▶ [REQUIRED WORK]
Transcribe each entry below exactly. Pictures do not go in the copy.

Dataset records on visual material
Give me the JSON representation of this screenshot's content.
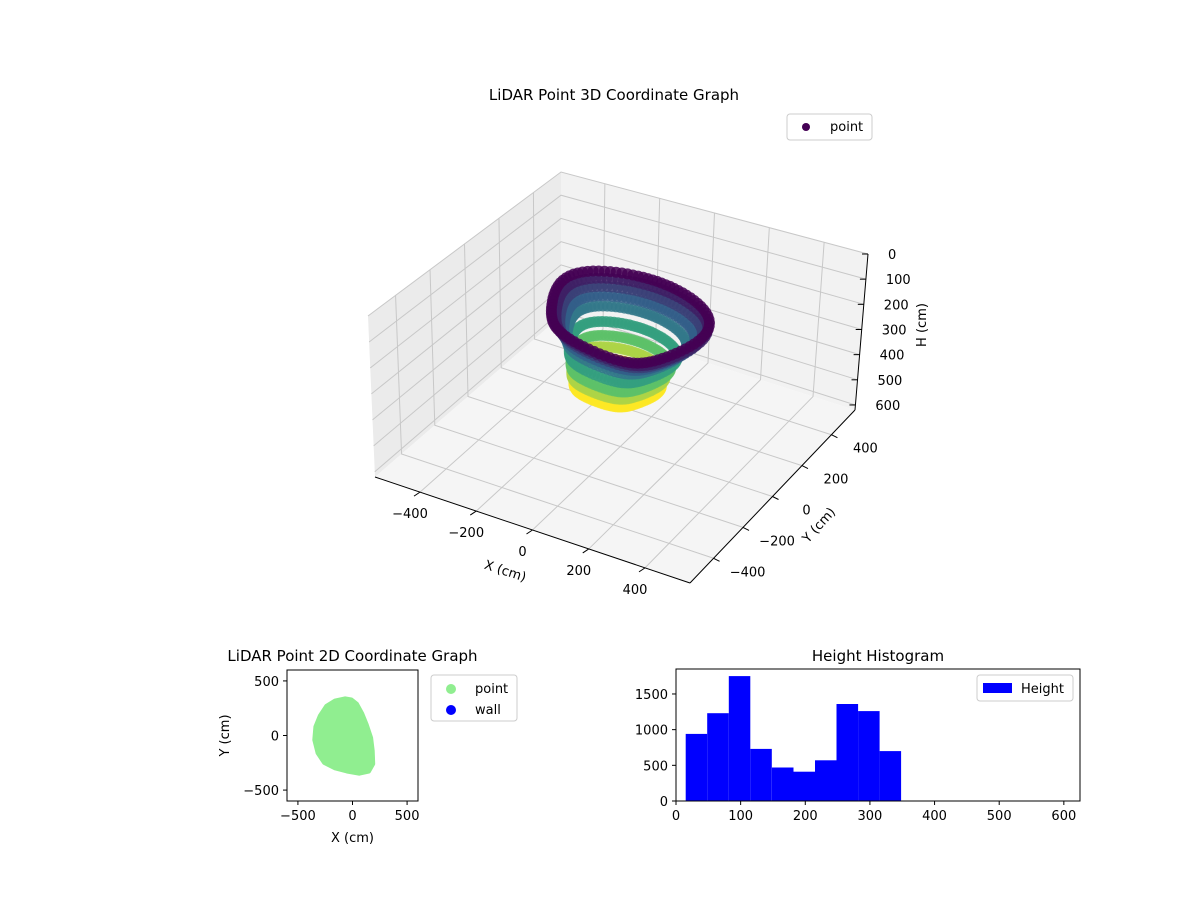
{
  "chart_data": [
    {
      "type": "scatter",
      "projection": "3d",
      "title": "LiDAR Point 3D Coordinate Graph",
      "xlabel": "X (cm)",
      "ylabel": "Y (cm)",
      "zlabel": "H (cm)",
      "xlim": [
        -560,
        560
      ],
      "ylim": [
        -560,
        560
      ],
      "zlim": [
        620,
        0
      ],
      "xticks": [
        "−400",
        "−200",
        "0",
        "200",
        "400"
      ],
      "yticks": [
        "−400",
        "−200",
        "0",
        "200",
        "400"
      ],
      "zticks": [
        "0",
        "100",
        "200",
        "300",
        "400",
        "500",
        "600"
      ],
      "grid": true,
      "legend": "upper-right",
      "colormap": [
        "#440154",
        "#31688e",
        "#35b779",
        "#fde725"
      ],
      "series": [
        {
          "name": "point",
          "color": "#440154",
          "rings": [
            {
              "h": 30,
              "rx": 270,
              "ry": 240,
              "cx": 20,
              "cy": 0
            },
            {
              "h": 60,
              "rx": 260,
              "ry": 230,
              "cx": 20,
              "cy": 10
            },
            {
              "h": 90,
              "rx": 245,
              "ry": 215,
              "cx": 15,
              "cy": 15
            },
            {
              "h": 120,
              "rx": 225,
              "ry": 200,
              "cx": 10,
              "cy": 15
            },
            {
              "h": 150,
              "rx": 205,
              "ry": 185,
              "cx": 5,
              "cy": 10
            },
            {
              "h": 200,
              "rx": 185,
              "ry": 170,
              "cx": 0,
              "cy": 0
            },
            {
              "h": 250,
              "rx": 170,
              "ry": 160,
              "cx": -5,
              "cy": -5
            },
            {
              "h": 290,
              "rx": 160,
              "ry": 150,
              "cx": -10,
              "cy": -10
            },
            {
              "h": 330,
              "rx": 150,
              "ry": 140,
              "cx": -10,
              "cy": -15
            }
          ]
        }
      ]
    },
    {
      "type": "scatter",
      "title": "LiDAR Point 2D Coordinate Graph",
      "xlabel": "X (cm)",
      "ylabel": "Y (cm)",
      "xlim": [
        -600,
        600
      ],
      "ylim": [
        -600,
        600
      ],
      "xticks": [
        "−500",
        "0",
        "500"
      ],
      "yticks": [
        "−500",
        "0",
        "500"
      ],
      "legend": "outside-upper-right",
      "series": [
        {
          "name": "point",
          "color": "#90ee90",
          "outline": [
            [
              -70,
              340
            ],
            [
              -10,
              330
            ],
            [
              40,
              290
            ],
            [
              90,
              200
            ],
            [
              130,
              100
            ],
            [
              170,
              -20
            ],
            [
              185,
              -140
            ],
            [
              190,
              -260
            ],
            [
              150,
              -330
            ],
            [
              60,
              -350
            ],
            [
              -50,
              -330
            ],
            [
              -160,
              -300
            ],
            [
              -260,
              -250
            ],
            [
              -320,
              -160
            ],
            [
              -350,
              -40
            ],
            [
              -340,
              80
            ],
            [
              -300,
              180
            ],
            [
              -240,
              270
            ],
            [
              -160,
              320
            ]
          ]
        },
        {
          "name": "wall",
          "color": "#0000ff",
          "points": []
        }
      ]
    },
    {
      "type": "histogram",
      "title": "Height Histogram",
      "xlim": [
        0,
        625
      ],
      "ylim": [
        0,
        1850
      ],
      "xticks": [
        0,
        100,
        200,
        300,
        400,
        500,
        600
      ],
      "yticks": [
        0,
        500,
        1000,
        1500
      ],
      "legend": "upper-right",
      "series": [
        {
          "name": "Height",
          "color": "#0000ff",
          "bin_edges": [
            15,
            48.3,
            81.7,
            115,
            148.3,
            181.7,
            215,
            248.3,
            281.7,
            315,
            348.3
          ],
          "counts": [
            940,
            1230,
            1750,
            730,
            470,
            410,
            570,
            1360,
            1260,
            700
          ]
        }
      ]
    }
  ]
}
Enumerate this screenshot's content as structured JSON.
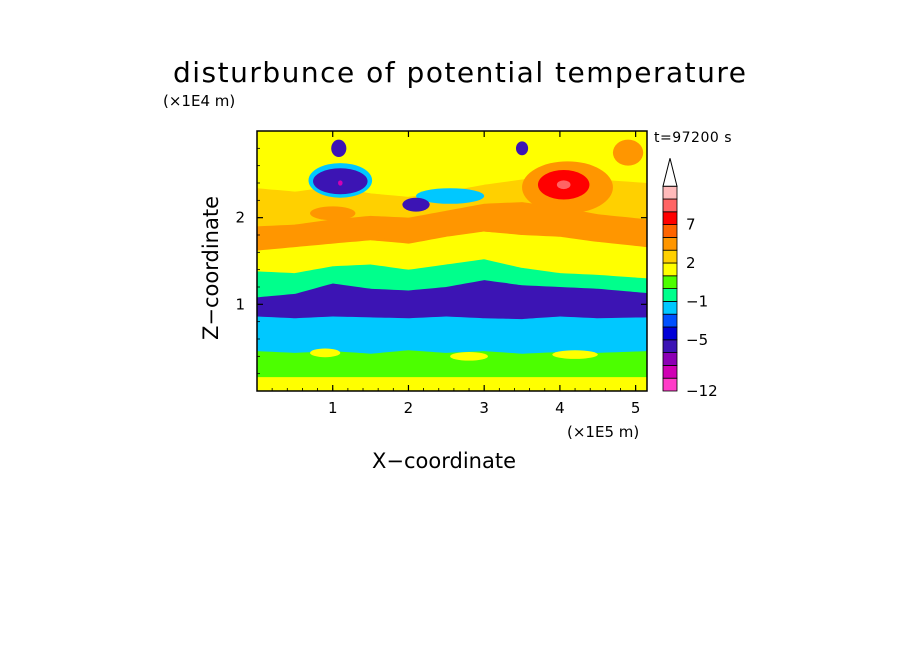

▶ [RESULT BELOW]
Give me the JSON representation of this screenshot's content.
{
  "chart_data": [
    {
      "type": "scatter",
      "projection": "3d",
      "title": "LiDAR Point 3D Coordinate Graph",
      "xlabel": "X (cm)",
      "ylabel": "Y (cm)",
      "zlabel": "H (cm)",
      "xlim": [
        -560,
        560
      ],
      "ylim": [
        -560,
        560
      ],
      "zlim": [
        620,
        0
      ],
      "xticks": [
        "−400",
        "−200",
        "0",
        "200",
        "400"
      ],
      "yticks": [
        "−400",
        "−200",
        "0",
        "200",
        "400"
      ],
      "zticks": [
        "0",
        "100",
        "200",
        "300",
        "400",
        "500",
        "600"
      ],
      "grid": true,
      "legend": "upper-right",
      "colormap": [
        "#440154",
        "#31688e",
        "#35b779",
        "#fde725"
      ],
      "series": [
        {
          "name": "point",
          "color": "#440154",
          "rings": [
            {
              "h": 30,
              "rx": 270,
              "ry": 240,
              "cx": 20,
              "cy": 0
            },
            {
              "h": 60,
              "rx": 260,
              "ry": 230,
              "cx": 20,
              "cy": 10
            },
            {
              "h": 90,
              "rx": 245,
              "ry": 215,
              "cx": 15,
              "cy": 15
            },
            {
              "h": 120,
              "rx": 225,
              "ry": 200,
              "cx": 10,
              "cy": 15
            },
            {
              "h": 150,
              "rx": 205,
              "ry": 185,
              "cx": 5,
              "cy": 10
            },
            {
              "h": 200,
              "rx": 185,
              "ry": 170,
              "cx": 0,
              "cy": 0
            },
            {
              "h": 250,
              "rx": 170,
              "ry": 160,
              "cx": -5,
              "cy": -5
            },
            {
              "h": 290,
              "rx": 160,
              "ry": 150,
              "cx": -10,
              "cy": -10
            },
            {
              "h": 330,
              "rx": 150,
              "ry": 140,
              "cx": -10,
              "cy": -15
            }
          ]
        }
      ]
    },
    {
      "type": "scatter",
      "title": "LiDAR Point 2D Coordinate Graph",
      "xlabel": "X (cm)",
      "ylabel": "Y (cm)",
      "xlim": [
        -600,
        600
      ],
      "ylim": [
        -600,
        600
      ],
      "xticks": [
        "−500",
        "0",
        "500"
      ],
      "yticks": [
        "−500",
        "0",
        "500"
      ],
      "legend": "outside-upper-right",
      "series": [
        {
          "name": "point",
          "color": "#90ee90",
          "outline": [
            [
              -70,
              340
            ],
            [
              -10,
              330
            ],
            [
              40,
              290
            ],
            [
              90,
              200
            ],
            [
              130,
              100
            ],
            [
              170,
              -20
            ],
            [
              185,
              -140
            ],
            [
              190,
              -260
            ],
            [
              150,
              -330
            ],
            [
              60,
              -350
            ],
            [
              -50,
              -330
            ],
            [
              -160,
              -300
            ],
            [
              -260,
              -250
            ],
            [
              -320,
              -160
            ],
            [
              -350,
              -40
            ],
            [
              -340,
              80
            ],
            [
              -300,
              180
            ],
            [
              -240,
              270
            ],
            [
              -160,
              320
            ]
          ]
        },
        {
          "name": "wall",
          "color": "#0000ff",
          "points": []
        }
      ]
    },
    {
      "type": "histogram",
      "title": "Height Histogram",
      "xlim": [
        0,
        625
      ],
      "ylim": [
        0,
        1850
      ],
      "xticks": [
        0,
        100,
        200,
        300,
        400,
        500,
        600
      ],
      "yticks": [
        0,
        500,
        1000,
        1500
      ],
      "legend": "upper-right",
      "series": [
        {
          "name": "Height",
          "color": "#0000ff",
          "bin_edges": [
            15,
            48.3,
            81.7,
            115,
            148.3,
            181.7,
            215,
            248.3,
            281.7,
            315,
            348.3
          ],
          "counts": [
            940,
            1230,
            1750,
            730,
            470,
            410,
            570,
            1360,
            1260,
            700
          ]
        }
      ]
    }
  ]
}
Enumerate this screenshot's content as structured JSON.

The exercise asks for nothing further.